Search the records for "Karl". Copy every line where it appears.

— Start of Records for the task —

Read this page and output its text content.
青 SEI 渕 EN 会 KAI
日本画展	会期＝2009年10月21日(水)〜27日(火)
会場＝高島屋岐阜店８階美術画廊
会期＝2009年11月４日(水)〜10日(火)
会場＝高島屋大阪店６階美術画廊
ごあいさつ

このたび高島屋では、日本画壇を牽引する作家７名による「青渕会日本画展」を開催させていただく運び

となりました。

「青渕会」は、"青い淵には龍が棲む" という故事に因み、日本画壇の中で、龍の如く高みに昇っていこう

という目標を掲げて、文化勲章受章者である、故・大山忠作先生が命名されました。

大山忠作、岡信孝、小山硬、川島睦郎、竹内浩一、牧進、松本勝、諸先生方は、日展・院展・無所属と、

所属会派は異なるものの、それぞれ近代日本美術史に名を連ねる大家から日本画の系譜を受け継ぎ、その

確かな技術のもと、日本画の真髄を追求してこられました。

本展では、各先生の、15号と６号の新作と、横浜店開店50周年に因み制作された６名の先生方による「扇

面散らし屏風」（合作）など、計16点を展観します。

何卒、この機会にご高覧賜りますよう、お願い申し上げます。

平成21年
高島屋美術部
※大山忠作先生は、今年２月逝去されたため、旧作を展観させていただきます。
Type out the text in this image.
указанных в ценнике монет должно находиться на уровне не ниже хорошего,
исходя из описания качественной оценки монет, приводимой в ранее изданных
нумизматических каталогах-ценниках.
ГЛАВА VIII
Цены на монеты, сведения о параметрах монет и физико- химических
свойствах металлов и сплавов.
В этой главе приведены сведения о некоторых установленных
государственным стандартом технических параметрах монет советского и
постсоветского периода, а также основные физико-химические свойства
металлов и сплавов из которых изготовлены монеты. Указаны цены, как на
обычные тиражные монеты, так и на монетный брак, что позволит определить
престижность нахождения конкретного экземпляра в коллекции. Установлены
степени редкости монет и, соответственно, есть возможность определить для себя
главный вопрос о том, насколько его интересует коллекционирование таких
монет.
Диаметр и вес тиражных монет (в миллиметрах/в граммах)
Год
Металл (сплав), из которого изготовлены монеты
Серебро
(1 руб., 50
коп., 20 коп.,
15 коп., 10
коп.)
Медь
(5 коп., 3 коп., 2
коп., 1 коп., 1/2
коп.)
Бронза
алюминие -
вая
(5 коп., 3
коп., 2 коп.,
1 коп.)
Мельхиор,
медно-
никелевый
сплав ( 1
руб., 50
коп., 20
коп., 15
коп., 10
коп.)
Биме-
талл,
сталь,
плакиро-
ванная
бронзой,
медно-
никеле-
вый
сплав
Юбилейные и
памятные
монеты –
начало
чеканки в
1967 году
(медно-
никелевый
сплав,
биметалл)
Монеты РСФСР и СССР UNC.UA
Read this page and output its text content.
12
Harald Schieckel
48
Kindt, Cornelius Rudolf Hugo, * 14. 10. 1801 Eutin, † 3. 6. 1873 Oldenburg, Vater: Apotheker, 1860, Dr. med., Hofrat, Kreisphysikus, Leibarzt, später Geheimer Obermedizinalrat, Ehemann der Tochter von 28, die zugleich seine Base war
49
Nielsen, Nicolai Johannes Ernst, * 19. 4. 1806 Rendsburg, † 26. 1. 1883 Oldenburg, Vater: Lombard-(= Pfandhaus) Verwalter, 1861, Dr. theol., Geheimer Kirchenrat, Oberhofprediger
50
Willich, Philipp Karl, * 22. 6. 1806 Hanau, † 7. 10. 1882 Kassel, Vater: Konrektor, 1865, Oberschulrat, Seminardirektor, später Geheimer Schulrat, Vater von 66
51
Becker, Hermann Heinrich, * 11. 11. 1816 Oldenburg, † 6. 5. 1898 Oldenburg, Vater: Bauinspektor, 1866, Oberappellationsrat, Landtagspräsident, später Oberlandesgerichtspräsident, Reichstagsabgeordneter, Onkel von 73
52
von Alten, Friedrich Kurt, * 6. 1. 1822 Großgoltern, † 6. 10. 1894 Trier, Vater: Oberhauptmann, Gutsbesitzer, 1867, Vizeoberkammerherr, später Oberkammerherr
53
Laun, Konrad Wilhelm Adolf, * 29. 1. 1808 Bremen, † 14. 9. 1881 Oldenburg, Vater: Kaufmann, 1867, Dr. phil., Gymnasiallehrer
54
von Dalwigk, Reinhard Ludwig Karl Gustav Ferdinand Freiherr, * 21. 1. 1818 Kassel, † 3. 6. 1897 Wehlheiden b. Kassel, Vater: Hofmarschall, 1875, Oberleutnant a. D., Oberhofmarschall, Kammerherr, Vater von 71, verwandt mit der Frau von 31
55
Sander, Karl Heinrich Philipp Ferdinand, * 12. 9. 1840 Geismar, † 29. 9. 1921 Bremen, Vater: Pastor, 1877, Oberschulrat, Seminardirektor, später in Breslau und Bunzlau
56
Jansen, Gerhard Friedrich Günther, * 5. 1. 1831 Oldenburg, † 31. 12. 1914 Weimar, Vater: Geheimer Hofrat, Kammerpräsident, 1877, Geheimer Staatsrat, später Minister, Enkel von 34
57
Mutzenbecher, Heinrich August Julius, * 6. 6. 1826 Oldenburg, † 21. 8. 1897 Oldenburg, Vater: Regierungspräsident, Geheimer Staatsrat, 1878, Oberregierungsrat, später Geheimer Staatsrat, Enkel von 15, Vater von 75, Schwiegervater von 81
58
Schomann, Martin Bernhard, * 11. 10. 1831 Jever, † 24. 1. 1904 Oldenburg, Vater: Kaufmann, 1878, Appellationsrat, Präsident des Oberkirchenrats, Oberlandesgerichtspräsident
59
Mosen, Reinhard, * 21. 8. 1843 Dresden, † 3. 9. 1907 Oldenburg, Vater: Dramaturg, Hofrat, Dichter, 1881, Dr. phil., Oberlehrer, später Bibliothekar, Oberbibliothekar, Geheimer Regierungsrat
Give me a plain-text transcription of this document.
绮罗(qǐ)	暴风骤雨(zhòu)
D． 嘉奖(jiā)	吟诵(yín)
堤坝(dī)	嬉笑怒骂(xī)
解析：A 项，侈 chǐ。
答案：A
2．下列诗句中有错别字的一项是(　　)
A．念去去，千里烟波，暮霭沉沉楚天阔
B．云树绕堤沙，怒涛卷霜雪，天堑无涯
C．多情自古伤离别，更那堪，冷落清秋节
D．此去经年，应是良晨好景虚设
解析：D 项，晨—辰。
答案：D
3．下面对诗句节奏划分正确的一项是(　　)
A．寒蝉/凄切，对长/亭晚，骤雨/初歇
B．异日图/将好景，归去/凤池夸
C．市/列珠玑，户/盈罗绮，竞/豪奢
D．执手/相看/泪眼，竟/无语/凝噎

— End of Records for the task —

• Output of the exercise:
Willich, Philipp Karl, * 22. 6. 1806 Hanau, † 7. 10. 1882 Kassel, Vater: Konrektor, 1865, Oberschulrat, Seminardirektor, später Geheimer Schulrat, Vater von 66
von Dalwigk, Reinhard Ludwig Karl Gustav Ferdinand Freiherr, * 21. 1. 1818 Kassel, † 3. 6. 1897 Wehlheiden b. Kassel, Vater: Hofmarschall, 1875, Oberleutnant a. D., Oberhofmarschall, Kammerherr, Vater von 71, verwandt mit der Frau von 31
Sander, Karl Heinrich Philipp Ferdinand, * 12. 9. 1840 Geismar, † 29. 9. 1921 Bremen, Vater: Pastor, 1877, Oberschulrat, Seminardirektor, später in Breslau und Bunzlau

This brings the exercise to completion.